Exercise
Below are the entries; state how many of their lines contain the string "Citizenship", and nothing more.

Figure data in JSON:
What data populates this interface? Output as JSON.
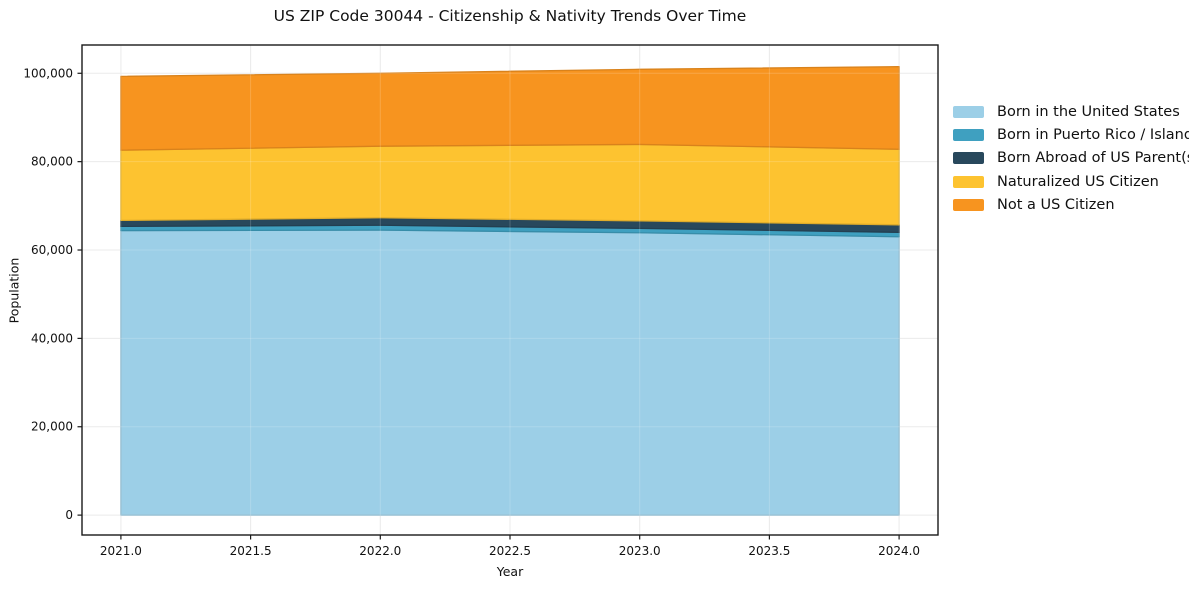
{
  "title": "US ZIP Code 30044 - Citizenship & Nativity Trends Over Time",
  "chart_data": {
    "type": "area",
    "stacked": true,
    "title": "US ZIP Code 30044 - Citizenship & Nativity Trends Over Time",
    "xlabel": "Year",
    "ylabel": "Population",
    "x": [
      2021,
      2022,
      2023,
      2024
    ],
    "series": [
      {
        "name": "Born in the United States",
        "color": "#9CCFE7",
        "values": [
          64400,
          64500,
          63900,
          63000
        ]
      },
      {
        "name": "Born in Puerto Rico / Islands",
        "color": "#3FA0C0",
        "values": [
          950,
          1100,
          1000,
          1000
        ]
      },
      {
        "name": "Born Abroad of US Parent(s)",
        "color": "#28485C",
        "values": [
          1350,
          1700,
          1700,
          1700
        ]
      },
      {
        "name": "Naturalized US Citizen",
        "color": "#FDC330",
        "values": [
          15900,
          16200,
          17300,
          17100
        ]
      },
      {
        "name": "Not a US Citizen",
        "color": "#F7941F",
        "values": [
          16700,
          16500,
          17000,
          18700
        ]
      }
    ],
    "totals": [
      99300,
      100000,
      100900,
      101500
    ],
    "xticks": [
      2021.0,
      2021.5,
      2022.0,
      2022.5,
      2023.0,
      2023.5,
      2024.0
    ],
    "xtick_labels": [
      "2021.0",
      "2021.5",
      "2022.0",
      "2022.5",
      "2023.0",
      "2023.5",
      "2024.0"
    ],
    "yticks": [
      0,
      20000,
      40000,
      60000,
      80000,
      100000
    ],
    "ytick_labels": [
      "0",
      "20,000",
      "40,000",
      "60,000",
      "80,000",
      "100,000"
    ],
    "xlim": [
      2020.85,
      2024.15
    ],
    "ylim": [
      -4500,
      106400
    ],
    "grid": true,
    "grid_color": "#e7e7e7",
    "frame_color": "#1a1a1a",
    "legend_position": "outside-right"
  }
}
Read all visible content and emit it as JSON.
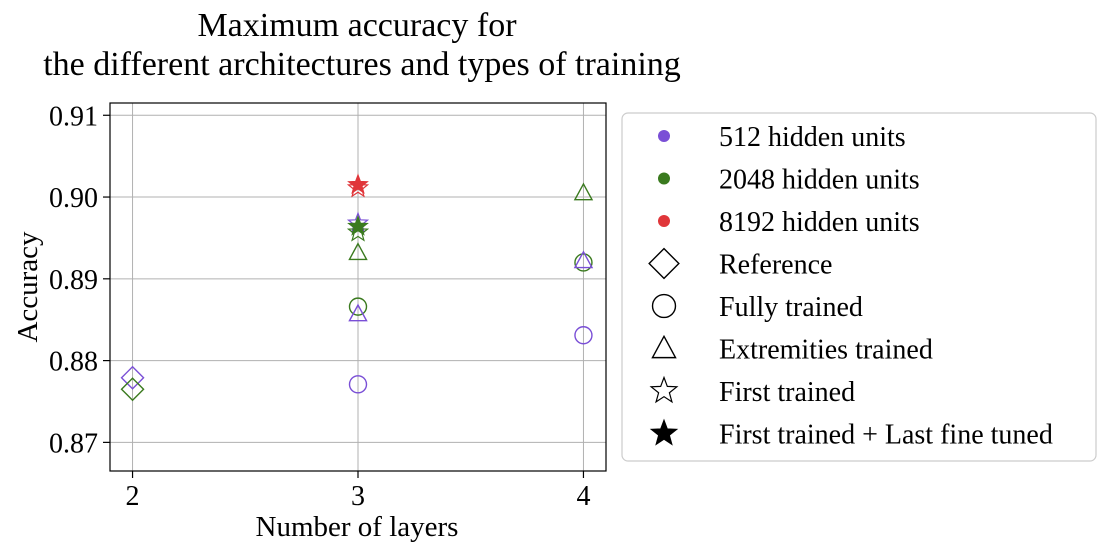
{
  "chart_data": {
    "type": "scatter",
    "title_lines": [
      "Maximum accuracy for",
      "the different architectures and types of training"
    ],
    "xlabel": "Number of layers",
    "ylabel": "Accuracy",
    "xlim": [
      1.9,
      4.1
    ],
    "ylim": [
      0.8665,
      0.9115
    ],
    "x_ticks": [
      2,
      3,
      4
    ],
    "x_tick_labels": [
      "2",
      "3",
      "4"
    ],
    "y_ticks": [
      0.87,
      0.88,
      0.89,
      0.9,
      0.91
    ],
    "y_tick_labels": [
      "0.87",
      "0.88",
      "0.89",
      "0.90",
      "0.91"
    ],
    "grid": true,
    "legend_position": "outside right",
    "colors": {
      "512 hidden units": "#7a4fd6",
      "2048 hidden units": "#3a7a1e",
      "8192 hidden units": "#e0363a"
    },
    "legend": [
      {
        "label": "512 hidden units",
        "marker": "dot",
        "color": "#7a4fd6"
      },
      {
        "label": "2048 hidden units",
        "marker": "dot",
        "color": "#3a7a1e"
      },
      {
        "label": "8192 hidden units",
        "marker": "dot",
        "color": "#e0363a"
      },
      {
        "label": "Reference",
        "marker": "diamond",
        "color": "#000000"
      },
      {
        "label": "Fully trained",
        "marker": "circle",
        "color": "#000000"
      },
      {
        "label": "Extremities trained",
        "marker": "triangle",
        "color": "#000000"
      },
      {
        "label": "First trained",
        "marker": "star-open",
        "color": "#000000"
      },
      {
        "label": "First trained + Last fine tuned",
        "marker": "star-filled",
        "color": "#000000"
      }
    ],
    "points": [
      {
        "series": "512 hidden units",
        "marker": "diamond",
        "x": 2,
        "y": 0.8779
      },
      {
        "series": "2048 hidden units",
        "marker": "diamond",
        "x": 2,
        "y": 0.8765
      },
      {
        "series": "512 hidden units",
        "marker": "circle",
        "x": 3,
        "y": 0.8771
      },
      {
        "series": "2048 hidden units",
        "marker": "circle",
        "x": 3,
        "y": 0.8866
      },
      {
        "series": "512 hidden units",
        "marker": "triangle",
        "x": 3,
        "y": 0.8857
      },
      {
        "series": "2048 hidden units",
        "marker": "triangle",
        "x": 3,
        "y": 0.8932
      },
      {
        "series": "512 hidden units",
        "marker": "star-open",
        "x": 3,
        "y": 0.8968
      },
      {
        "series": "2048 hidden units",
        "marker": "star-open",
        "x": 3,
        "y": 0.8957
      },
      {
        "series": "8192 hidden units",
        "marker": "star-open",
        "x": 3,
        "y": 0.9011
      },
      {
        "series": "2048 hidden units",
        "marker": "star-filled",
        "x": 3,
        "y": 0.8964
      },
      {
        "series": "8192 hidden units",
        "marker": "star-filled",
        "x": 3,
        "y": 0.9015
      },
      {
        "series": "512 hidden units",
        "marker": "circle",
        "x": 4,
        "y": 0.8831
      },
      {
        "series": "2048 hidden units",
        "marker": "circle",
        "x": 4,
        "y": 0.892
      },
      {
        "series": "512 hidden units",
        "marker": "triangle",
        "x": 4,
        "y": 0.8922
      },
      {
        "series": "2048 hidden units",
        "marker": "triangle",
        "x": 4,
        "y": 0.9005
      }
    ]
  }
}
--
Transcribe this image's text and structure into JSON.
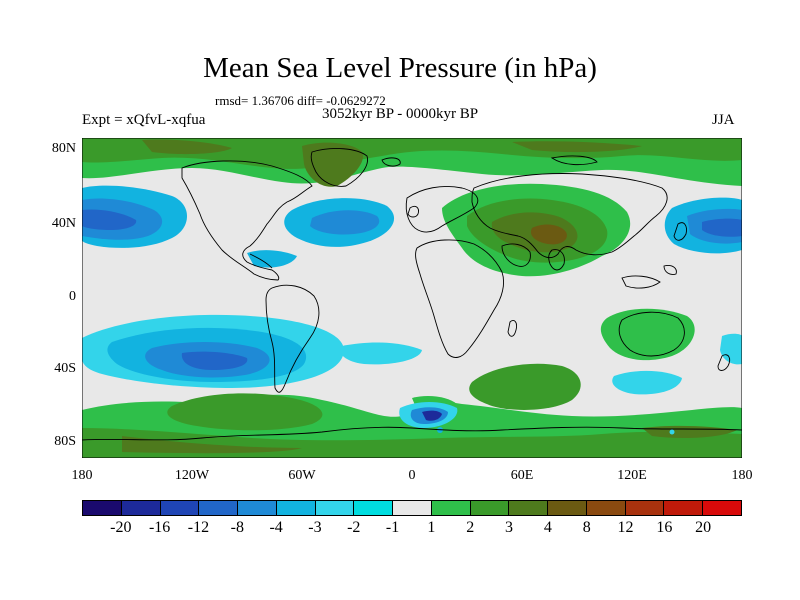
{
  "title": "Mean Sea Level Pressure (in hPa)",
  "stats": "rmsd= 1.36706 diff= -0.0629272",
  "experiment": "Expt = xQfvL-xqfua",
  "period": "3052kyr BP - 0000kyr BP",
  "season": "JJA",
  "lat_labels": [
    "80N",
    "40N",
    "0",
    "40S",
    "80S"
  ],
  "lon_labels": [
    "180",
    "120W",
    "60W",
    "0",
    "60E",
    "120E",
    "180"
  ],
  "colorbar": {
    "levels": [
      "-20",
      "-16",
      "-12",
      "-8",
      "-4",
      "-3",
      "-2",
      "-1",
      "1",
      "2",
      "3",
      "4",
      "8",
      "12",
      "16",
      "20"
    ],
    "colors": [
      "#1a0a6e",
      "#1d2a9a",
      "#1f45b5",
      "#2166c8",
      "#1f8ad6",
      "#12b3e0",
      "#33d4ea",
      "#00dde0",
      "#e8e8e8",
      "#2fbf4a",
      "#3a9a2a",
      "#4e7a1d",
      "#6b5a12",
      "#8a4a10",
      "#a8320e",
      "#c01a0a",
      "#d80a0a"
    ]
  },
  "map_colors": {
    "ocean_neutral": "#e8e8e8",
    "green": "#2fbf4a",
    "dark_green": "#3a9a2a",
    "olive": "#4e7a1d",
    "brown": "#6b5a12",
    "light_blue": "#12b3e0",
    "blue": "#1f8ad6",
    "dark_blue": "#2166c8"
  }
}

Result of this exercise
2